EXERCISE AIM — Among the entries, which lines carry the string "heading"? Copy each of them.

** START RAW RECORDS **

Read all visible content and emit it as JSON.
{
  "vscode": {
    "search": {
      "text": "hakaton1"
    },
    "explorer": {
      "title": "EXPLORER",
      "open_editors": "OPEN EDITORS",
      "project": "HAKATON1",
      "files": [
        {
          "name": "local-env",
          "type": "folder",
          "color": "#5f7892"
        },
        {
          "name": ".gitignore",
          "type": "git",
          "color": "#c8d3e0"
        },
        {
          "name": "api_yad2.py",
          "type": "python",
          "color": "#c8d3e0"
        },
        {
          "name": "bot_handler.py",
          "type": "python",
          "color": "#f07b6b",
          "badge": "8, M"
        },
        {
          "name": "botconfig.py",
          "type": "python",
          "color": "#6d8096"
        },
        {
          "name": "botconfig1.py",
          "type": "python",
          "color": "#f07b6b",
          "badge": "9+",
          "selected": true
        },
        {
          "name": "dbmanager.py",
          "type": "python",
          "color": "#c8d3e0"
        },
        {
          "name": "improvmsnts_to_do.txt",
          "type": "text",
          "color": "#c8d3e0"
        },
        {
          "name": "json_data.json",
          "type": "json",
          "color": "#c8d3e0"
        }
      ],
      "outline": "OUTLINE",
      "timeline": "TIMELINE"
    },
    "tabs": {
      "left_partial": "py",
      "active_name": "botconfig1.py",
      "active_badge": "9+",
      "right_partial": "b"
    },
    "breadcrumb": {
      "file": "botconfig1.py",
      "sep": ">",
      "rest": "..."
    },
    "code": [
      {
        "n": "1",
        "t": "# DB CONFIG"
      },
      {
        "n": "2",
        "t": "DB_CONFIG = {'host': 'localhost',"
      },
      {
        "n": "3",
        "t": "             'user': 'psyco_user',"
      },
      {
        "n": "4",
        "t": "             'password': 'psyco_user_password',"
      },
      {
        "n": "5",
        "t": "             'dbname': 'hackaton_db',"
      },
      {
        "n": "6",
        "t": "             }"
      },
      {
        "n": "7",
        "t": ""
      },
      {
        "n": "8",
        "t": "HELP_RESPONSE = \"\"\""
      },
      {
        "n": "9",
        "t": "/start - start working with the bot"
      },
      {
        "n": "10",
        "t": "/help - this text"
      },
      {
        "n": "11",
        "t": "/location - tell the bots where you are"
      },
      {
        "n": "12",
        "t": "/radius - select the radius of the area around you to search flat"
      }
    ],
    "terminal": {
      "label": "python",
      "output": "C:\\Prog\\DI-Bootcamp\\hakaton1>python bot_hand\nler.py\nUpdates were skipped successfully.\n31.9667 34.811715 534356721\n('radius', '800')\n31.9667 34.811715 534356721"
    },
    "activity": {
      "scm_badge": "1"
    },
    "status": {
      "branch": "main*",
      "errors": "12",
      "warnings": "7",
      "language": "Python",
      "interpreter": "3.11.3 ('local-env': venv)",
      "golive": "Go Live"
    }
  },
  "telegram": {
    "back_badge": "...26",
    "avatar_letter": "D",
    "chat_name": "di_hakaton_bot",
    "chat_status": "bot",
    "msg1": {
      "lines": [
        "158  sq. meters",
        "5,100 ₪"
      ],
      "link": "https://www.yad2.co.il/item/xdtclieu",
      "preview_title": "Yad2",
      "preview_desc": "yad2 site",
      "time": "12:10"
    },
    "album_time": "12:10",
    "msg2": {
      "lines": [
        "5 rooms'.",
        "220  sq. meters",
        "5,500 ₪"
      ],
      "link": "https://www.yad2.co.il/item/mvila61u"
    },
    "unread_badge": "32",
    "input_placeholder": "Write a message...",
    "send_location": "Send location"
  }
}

** END RAW RECORDS **
** START RAW RECORDS **

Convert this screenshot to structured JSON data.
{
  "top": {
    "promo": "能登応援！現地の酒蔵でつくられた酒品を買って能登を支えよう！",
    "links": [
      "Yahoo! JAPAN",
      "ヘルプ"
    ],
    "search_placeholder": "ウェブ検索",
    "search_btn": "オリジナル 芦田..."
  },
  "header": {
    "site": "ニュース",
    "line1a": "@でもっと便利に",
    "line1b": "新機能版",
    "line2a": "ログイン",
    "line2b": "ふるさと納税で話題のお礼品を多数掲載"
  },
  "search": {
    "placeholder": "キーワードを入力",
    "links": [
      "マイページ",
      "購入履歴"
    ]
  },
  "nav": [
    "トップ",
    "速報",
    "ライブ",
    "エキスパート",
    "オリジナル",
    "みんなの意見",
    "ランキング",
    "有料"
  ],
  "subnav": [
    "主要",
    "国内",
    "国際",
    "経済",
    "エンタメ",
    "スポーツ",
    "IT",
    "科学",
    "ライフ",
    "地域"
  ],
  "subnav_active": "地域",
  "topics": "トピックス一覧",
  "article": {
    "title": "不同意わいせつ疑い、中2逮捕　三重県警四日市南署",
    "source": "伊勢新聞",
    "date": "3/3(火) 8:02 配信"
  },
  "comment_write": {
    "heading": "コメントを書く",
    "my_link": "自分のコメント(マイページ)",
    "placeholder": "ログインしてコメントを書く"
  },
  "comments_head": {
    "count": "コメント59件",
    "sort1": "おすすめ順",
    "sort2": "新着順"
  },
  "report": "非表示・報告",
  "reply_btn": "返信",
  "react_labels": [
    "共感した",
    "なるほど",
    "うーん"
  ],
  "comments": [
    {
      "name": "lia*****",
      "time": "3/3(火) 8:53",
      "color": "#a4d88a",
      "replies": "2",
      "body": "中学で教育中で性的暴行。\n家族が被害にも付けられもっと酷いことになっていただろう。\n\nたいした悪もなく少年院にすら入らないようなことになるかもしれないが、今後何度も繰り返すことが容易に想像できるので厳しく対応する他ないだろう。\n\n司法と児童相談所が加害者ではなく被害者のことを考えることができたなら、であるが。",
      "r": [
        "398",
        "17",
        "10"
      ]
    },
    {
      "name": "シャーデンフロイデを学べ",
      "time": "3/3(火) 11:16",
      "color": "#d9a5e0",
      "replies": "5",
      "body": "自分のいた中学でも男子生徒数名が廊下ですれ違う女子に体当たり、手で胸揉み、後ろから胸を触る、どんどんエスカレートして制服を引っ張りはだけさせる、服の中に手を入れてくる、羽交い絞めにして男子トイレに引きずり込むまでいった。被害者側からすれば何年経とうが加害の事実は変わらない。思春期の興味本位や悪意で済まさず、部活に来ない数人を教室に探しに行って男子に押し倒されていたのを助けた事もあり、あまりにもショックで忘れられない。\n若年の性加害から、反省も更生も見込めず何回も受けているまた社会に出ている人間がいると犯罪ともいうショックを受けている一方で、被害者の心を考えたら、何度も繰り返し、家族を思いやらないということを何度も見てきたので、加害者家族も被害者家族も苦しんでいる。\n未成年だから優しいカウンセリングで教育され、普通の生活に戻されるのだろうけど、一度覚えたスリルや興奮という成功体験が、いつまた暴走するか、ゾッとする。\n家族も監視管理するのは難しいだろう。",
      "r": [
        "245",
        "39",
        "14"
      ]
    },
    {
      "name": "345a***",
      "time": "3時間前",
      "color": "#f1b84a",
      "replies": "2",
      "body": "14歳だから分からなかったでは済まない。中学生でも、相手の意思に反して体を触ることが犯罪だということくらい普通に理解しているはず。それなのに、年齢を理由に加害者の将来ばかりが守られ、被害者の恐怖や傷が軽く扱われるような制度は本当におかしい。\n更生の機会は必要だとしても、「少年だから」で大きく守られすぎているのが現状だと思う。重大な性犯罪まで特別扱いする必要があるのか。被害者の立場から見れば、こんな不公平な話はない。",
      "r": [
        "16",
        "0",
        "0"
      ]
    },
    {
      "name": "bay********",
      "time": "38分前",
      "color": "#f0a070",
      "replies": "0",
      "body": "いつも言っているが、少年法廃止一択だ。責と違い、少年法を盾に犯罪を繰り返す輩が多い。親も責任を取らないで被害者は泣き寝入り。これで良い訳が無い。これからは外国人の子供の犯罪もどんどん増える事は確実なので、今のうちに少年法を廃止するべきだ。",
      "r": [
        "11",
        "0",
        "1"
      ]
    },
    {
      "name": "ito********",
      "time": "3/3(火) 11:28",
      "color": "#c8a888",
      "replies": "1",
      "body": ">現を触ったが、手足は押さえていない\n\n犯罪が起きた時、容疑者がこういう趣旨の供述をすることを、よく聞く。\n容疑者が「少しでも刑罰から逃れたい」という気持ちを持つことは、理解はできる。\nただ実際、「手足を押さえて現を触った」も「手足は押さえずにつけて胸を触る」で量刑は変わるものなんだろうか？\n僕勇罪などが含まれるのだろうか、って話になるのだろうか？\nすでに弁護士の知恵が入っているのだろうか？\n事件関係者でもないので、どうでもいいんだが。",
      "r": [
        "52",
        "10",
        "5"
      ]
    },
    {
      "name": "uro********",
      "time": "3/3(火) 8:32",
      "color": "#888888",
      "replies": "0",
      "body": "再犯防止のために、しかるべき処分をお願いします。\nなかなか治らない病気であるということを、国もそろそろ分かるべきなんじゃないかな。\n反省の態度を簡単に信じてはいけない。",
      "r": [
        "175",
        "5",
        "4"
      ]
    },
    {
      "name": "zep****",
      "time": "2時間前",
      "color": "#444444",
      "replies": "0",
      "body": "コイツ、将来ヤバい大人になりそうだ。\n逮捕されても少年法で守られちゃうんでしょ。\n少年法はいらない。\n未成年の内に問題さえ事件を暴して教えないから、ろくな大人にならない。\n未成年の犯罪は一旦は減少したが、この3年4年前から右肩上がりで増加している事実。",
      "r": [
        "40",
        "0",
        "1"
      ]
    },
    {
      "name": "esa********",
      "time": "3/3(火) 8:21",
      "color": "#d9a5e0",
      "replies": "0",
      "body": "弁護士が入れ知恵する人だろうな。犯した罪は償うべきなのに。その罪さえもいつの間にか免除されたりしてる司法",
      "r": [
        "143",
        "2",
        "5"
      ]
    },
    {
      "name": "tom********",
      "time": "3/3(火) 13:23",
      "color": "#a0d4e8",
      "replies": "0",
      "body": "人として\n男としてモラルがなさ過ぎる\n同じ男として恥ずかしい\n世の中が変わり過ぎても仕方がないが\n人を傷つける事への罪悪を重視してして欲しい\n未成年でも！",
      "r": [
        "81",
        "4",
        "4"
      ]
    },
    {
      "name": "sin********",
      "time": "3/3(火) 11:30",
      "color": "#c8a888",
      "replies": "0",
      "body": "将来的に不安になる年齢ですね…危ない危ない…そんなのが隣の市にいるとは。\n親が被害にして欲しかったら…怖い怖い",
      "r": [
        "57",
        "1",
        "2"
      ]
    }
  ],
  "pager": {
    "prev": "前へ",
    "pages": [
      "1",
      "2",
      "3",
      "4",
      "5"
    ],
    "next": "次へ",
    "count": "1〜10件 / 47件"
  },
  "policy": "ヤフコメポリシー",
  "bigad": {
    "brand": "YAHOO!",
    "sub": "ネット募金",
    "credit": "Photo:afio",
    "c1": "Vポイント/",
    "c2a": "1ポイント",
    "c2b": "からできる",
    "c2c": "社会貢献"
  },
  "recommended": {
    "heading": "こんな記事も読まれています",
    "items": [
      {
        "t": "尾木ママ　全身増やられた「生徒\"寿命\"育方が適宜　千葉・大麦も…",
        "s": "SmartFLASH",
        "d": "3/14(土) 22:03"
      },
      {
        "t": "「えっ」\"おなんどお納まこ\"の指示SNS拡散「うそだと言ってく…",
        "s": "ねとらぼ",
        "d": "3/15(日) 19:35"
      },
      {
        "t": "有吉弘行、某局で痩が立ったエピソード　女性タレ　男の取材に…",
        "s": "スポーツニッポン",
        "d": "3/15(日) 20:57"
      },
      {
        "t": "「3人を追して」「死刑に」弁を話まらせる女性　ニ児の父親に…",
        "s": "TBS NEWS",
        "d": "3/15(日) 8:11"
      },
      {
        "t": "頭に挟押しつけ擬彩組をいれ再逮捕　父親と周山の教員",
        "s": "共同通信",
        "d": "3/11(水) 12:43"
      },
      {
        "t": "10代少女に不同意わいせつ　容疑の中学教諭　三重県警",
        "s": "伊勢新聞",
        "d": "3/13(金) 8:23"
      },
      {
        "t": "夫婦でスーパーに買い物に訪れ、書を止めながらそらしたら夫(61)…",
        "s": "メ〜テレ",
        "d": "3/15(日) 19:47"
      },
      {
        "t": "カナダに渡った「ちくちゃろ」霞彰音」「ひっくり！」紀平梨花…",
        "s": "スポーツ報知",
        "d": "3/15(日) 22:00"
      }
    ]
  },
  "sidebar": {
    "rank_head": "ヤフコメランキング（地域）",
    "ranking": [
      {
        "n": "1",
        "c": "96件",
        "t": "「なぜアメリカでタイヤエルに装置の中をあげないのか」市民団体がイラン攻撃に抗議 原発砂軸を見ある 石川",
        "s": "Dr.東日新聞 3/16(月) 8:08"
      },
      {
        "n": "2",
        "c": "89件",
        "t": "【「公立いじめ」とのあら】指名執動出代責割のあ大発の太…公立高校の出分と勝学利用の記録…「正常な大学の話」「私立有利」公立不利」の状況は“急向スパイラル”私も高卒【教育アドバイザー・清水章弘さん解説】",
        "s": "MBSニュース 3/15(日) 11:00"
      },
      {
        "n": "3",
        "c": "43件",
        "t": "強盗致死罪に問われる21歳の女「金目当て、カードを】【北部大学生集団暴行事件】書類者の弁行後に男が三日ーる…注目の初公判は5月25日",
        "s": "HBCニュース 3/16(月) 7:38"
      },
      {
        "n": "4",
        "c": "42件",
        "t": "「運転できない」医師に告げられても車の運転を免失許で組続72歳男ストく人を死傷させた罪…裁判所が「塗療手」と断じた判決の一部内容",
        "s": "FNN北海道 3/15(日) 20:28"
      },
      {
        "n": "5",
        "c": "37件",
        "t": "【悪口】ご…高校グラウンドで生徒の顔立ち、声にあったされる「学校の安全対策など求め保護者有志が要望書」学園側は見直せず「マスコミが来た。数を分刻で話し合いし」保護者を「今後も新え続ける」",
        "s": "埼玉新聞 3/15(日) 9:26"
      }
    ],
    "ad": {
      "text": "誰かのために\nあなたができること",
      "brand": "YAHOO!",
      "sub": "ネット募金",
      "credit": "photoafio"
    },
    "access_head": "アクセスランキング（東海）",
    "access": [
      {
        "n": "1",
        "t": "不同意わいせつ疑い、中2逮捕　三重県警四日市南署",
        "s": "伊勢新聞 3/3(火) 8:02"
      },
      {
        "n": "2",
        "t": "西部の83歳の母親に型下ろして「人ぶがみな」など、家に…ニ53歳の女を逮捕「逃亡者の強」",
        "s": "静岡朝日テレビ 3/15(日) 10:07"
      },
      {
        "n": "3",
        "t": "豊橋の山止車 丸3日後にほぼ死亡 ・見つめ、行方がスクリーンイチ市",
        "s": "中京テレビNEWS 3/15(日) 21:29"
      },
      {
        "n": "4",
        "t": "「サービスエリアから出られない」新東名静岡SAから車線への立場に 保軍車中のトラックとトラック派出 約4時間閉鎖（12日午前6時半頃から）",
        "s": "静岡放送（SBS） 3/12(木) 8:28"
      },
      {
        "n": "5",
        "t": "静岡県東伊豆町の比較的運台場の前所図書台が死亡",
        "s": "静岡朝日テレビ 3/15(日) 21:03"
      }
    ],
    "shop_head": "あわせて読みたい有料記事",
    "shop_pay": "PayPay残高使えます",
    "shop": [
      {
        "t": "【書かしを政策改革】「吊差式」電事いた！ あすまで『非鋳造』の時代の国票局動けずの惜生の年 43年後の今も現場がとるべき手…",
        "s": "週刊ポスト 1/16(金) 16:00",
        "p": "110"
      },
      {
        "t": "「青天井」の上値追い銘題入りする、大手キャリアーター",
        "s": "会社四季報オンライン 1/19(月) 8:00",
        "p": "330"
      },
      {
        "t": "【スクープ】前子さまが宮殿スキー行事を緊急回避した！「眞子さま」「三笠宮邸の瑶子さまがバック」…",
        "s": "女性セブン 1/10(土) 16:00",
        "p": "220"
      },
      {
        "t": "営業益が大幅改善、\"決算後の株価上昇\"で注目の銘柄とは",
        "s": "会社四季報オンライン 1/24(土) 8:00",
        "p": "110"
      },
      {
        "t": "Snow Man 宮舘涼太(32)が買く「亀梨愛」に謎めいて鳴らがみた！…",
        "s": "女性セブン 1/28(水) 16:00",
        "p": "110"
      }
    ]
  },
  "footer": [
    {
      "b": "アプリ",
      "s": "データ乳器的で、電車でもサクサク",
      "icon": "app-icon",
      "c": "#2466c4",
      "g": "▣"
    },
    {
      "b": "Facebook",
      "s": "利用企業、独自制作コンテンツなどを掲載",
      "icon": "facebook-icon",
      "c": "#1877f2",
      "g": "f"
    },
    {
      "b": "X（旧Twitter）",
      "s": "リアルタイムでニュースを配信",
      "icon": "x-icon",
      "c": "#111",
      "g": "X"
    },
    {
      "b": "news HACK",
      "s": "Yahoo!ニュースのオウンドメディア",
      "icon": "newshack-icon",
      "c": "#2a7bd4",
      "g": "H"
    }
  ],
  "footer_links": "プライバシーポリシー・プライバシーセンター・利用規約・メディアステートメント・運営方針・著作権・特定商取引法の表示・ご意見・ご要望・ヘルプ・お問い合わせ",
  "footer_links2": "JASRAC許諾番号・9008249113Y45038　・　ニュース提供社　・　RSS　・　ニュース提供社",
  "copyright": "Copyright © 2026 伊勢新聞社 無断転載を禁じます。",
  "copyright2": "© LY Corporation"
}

** END RAW RECORDS **
** START RAW RECORDS **

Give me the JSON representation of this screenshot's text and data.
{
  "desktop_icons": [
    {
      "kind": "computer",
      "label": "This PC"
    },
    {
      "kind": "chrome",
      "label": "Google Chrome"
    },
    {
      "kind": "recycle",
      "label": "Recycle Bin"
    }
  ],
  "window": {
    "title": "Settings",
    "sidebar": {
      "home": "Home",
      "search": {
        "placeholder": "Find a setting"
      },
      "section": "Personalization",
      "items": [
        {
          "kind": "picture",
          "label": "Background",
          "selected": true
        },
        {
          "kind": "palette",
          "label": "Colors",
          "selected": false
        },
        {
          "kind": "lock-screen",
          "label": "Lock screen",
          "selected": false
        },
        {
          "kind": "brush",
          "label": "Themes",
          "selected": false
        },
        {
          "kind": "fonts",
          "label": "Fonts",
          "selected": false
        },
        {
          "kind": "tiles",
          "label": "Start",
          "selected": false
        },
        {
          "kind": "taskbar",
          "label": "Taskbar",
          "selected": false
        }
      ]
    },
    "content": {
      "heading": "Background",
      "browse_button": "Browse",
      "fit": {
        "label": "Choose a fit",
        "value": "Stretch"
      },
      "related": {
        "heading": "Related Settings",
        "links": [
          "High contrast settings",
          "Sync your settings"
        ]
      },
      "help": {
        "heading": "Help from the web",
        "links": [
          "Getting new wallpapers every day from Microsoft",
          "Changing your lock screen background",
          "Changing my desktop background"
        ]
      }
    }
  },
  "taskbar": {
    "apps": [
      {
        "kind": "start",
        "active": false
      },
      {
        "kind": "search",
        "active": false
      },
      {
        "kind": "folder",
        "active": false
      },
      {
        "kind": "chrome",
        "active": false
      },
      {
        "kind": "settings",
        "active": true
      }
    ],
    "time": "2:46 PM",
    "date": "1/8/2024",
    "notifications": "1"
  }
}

** END RAW RECORDS **

PROBLEM SOLUTION —
    "heading": "コメントを書く",
    "heading": "こんな記事も読まれています",
      "heading": "Background",
        "heading": "Related Settings",
        "heading": "Help from the web",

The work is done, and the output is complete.